Rewrite all the data below, replacing every "star-icon" with "rating-star" and leaving everything else unchanged. Leave the pictures out of your answer.
── Input for this task
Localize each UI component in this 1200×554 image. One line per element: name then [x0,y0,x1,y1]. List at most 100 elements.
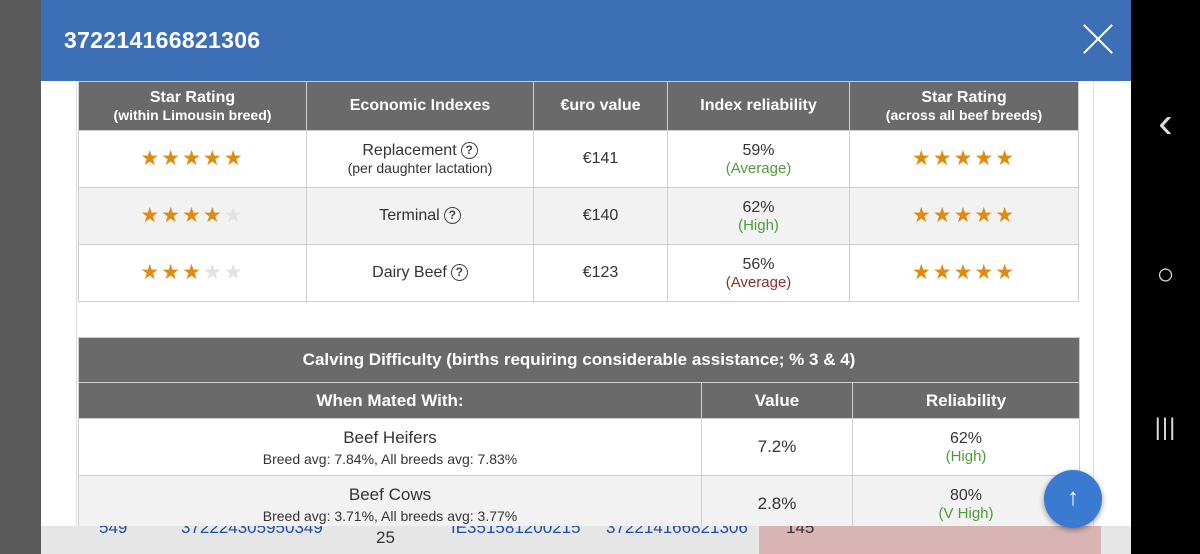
close-icon[interactable] [1081,22,1115,56]
euro-value: €123 [533,244,668,302]
table-row: Beef Cows Breed avg: 3.71%, All breeds a… [78,475,1080,526]
index-name: Replacement [362,142,457,159]
header-sub: (within Limousin breed) [113,107,272,123]
col-header-value: Value [701,382,853,419]
header-sub: (across all beef breeds) [885,107,1043,123]
dialog-title: 372214166821306 [64,27,261,53]
reliability-value: 62% [949,429,983,447]
star-icon: ★ [182,261,203,284]
back-icon[interactable]: ‹ [1158,98,1173,147]
star-rating: ★★★★★ [140,262,244,283]
android-nav-bar: ‹ ○ ||| [1131,0,1200,554]
star-rating: ★★★★★ [912,205,1016,226]
euro-value: €140 [533,187,668,245]
star-icon: ★ [140,204,162,227]
star-icon: ★ [202,147,224,170]
star-rating: ★★★★★ [912,262,1016,283]
col-header-euro-value: €uro value [533,81,668,131]
star-icon: ★ [223,147,245,170]
star-icon: ★ [182,204,203,227]
home-icon[interactable]: ○ [1156,258,1175,291]
col-header-index-reliability: Index reliability [667,81,850,131]
star-rating-within: ★★★★★ [78,187,307,245]
index-name: Dairy Beef [372,264,447,281]
star-icon: ★ [182,147,203,170]
bg-cell-number: 25 [376,528,395,547]
star-icon: ★ [202,261,224,284]
col-header-economic-indexes: Economic Indexes [306,81,534,131]
star-icon: ★ [161,204,183,227]
table-row: ★★★★★ Replacement? (per daughter lactati… [78,130,1079,188]
content-edge-right [1093,81,1094,526]
help-icon[interactable]: ? [443,207,461,224]
reliability-value: 56% [742,255,775,273]
star-rating-within: ★★★★★ [78,244,307,302]
reliability-label: (Average) [725,273,792,291]
star-icon: ★ [974,261,996,284]
star-icon: ★ [974,204,996,227]
star-icon: ★ [995,261,1017,284]
dialog-body: Star Rating (within Limousin breed) Econ… [41,81,1131,526]
reliability-cell: 80% (V High) [852,475,1080,526]
economic-index-table: Star Rating (within Limousin breed) Econ… [78,81,1079,302]
star-icon: ★ [911,147,933,170]
star-rating-across: ★★★★★ [849,130,1079,188]
reliability-value: 80% [949,486,983,504]
star-rating: ★★★★★ [140,148,244,169]
table-row: ★★★★★ Terminal? €140 62% (High) ★★★★★ [78,187,1079,245]
star-icon: ★ [223,204,245,227]
star-icon: ★ [911,261,933,284]
star-icon: ★ [911,204,933,227]
header-main: Star Rating [149,89,236,106]
bull-details-dialog: 372214166821306 Star Rating (within Limo… [41,0,1131,526]
star-icon: ★ [202,204,224,227]
index-cell: Replacement? (per daughter lactation) [306,130,534,188]
star-rating: ★★★★★ [912,148,1016,169]
col-header-star-across: Star Rating (across all beef breeds) [849,81,1079,131]
table-row: Beef Heifers Breed avg: 7.84%, All breed… [78,418,1080,476]
euro-value: €141 [533,130,668,188]
table-row: ★★★★★ Dairy Beef? €123 56% (Average) ★★★… [78,244,1079,302]
star-icon: ★ [953,261,975,284]
index-description: (per daughter lactation) [347,160,493,176]
mate-type: Beef Heifers [343,427,437,447]
mated-cell: Beef Heifers Breed avg: 7.84%, All breed… [78,418,702,476]
dialog-header: 372214166821306 [41,0,1131,81]
col-header-star-within: Star Rating (within Limousin breed) [78,81,307,131]
reliability-value: 59% [742,141,775,159]
star-icon: ★ [932,204,954,227]
reliability-label: (High) [945,447,987,465]
star-rating-across: ★★★★★ [849,244,1079,302]
help-icon[interactable]: ? [450,264,468,281]
reliability-label: (Average) [725,159,792,177]
background-table-row: 549 372224305950349 25 IE351581200215 37… [41,518,1131,554]
reliability-cell: 62% (High) [852,418,1080,476]
col-header-mated-with: When Mated With: [78,382,702,419]
header-main: Star Rating [921,89,1007,106]
star-rating-across: ★★★★★ [849,187,1079,245]
calving-value: 7.2% [701,418,853,476]
index-cell: Terminal? [306,187,534,245]
reliability-value: 62% [742,198,775,216]
recents-icon[interactable]: ||| [1154,414,1177,441]
star-rating: ★★★★★ [140,205,244,226]
index-cell: Dairy Beef? [306,244,534,302]
star-icon: ★ [995,204,1017,227]
star-icon: ★ [161,261,183,284]
star-icon: ★ [140,261,162,284]
mate-averages: Breed avg: 3.71%, All breeds avg: 3.77% [262,507,518,524]
calving-value: 2.8% [701,475,853,526]
reliability-label: (V High) [938,504,994,522]
star-icon: ★ [140,147,162,170]
reliability-cell: 59% (Average) [667,130,850,188]
reliability-label: (High) [738,216,779,234]
reliability-cell: 56% (Average) [667,244,850,302]
help-icon[interactable]: ? [460,142,478,159]
reliability-cell: 62% (High) [667,187,850,245]
mated-cell: Beef Cows Breed avg: 3.71%, All breeds a… [78,475,702,526]
star-icon: ★ [974,147,996,170]
star-icon: ★ [161,147,183,170]
star-rating-within: ★★★★★ [78,130,307,188]
scroll-to-top-button[interactable]: ↑ [1044,470,1102,528]
star-icon: ★ [932,147,954,170]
────
▸ Answer to the problem:
Localize each UI component in this 1200×554 image. One line per element: name then [x0,y0,x1,y1]. List at most 100 elements.
close-icon[interactable] [1081,22,1115,56]
euro-value: €123 [533,244,668,302]
table-row: Beef Cows Breed avg: 3.71%, All breeds a… [78,475,1080,526]
index-name: Replacement [362,142,457,159]
header-sub: (within Limousin breed) [113,107,272,123]
col-header-value: Value [701,382,853,419]
header-sub: (across all beef breeds) [885,107,1043,123]
dialog-title: 372214166821306 [64,27,261,53]
reliability-value: 62% [949,429,983,447]
rating-star: ★ [182,261,203,284]
back-icon[interactable]: ‹ [1158,98,1173,147]
star-rating: ★★★★★ [140,262,244,283]
android-nav-bar: ‹ ○ ||| [1131,0,1200,554]
star-rating: ★★★★★ [912,205,1016,226]
euro-value: €140 [533,187,668,245]
rating-star: ★ [140,204,162,227]
rating-star: ★ [202,147,224,170]
star-rating: ★★★★★ [912,262,1016,283]
col-header-euro-value: €uro value [533,81,668,131]
rating-star: ★ [223,147,245,170]
rating-star: ★ [182,204,203,227]
home-icon[interactable]: ○ [1156,258,1175,291]
col-header-index-reliability: Index reliability [667,81,850,131]
star-rating-within: ★★★★★ [78,187,307,245]
index-name: Dairy Beef [372,264,447,281]
rating-star: ★ [182,147,203,170]
bg-cell-number: 25 [376,528,395,547]
rating-star: ★ [202,261,224,284]
col-header-economic-indexes: Economic Indexes [306,81,534,131]
rating-star: ★ [161,204,183,227]
table-row: ★★★★★ Replacement? (per daughter lactati… [78,130,1079,188]
content-edge-right [1093,81,1094,526]
help-icon[interactable]: ? [443,207,461,224]
reliability-value: 56% [742,255,775,273]
star-rating-within: ★★★★★ [78,244,307,302]
reliability-label: (Average) [725,273,792,291]
rating-star: ★ [974,261,996,284]
rating-star: ★ [974,204,996,227]
rating-star: ★ [995,261,1017,284]
dialog-body: Star Rating (within Limousin breed) Econ… [41,81,1131,526]
reliability-cell: 80% (V High) [852,475,1080,526]
economic-index-table: Star Rating (within Limousin breed) Econ… [78,81,1079,302]
rating-star: ★ [911,147,933,170]
star-rating-across: ★★★★★ [849,130,1079,188]
reliability-value: 80% [949,486,983,504]
star-rating: ★★★★★ [140,148,244,169]
table-row: ★★★★★ Terminal? €140 62% (High) ★★★★★ [78,187,1079,245]
rating-star: ★ [223,204,245,227]
rating-star: ★ [911,261,933,284]
rating-star: ★ [911,204,933,227]
header-main: Star Rating [149,89,236,106]
bull-details-dialog: 372214166821306 Star Rating (within Limo… [41,0,1131,526]
rating-star: ★ [202,204,224,227]
index-cell: Replacement? (per daughter lactation) [306,130,534,188]
star-rating: ★★★★★ [912,148,1016,169]
col-header-star-across: Star Rating (across all beef breeds) [849,81,1079,131]
table-row: Beef Heifers Breed avg: 7.84%, All breed… [78,418,1080,476]
euro-value: €141 [533,130,668,188]
table-row: ★★★★★ Dairy Beef? €123 56% (Average) ★★★… [78,244,1079,302]
rating-star: ★ [953,261,975,284]
index-description: (per daughter lactation) [347,160,493,176]
mate-type: Beef Heifers [343,427,437,447]
mated-cell: Beef Heifers Breed avg: 7.84%, All breed… [78,418,702,476]
dialog-header: 372214166821306 [41,0,1131,81]
col-header-star-within: Star Rating (within Limousin breed) [78,81,307,131]
reliability-value: 59% [742,141,775,159]
rating-star: ★ [932,204,954,227]
reliability-label: (High) [945,447,987,465]
star-rating-across: ★★★★★ [849,244,1079,302]
help-icon[interactable]: ? [450,264,468,281]
reliability-label: (Average) [725,159,792,177]
background-table-row: 549 372224305950349 25 IE351581200215 37… [41,518,1131,554]
reliability-cell: 62% (High) [852,418,1080,476]
col-header-mated-with: When Mated With: [78,382,702,419]
header-main: Star Rating [921,89,1007,106]
star-rating-across: ★★★★★ [849,187,1079,245]
calving-value: 7.2% [701,418,853,476]
index-cell: Terminal? [306,187,534,245]
reliability-value: 62% [742,198,775,216]
recents-icon[interactable]: ||| [1154,414,1177,441]
star-rating: ★★★★★ [140,205,244,226]
index-cell: Dairy Beef? [306,244,534,302]
rating-star: ★ [995,204,1017,227]
rating-star: ★ [161,261,183,284]
rating-star: ★ [140,261,162,284]
mate-averages: Breed avg: 3.71%, All breeds avg: 3.77% [262,507,518,524]
calving-value: 2.8% [701,475,853,526]
reliability-label: (V High) [938,504,994,522]
rating-star: ★ [140,147,162,170]
reliability-cell: 59% (Average) [667,130,850,188]
reliability-label: (High) [738,216,779,234]
reliability-cell: 56% (Average) [667,244,850,302]
help-icon[interactable]: ? [460,142,478,159]
reliability-cell: 62% (High) [667,187,850,245]
mated-cell: Beef Cows Breed avg: 3.71%, All breeds a… [78,475,702,526]
rating-star: ★ [974,147,996,170]
rating-star: ★ [161,147,183,170]
star-rating-within: ★★★★★ [78,130,307,188]
scroll-to-top-button[interactable]: ↑ [1044,470,1102,528]
rating-star: ★ [932,147,954,170]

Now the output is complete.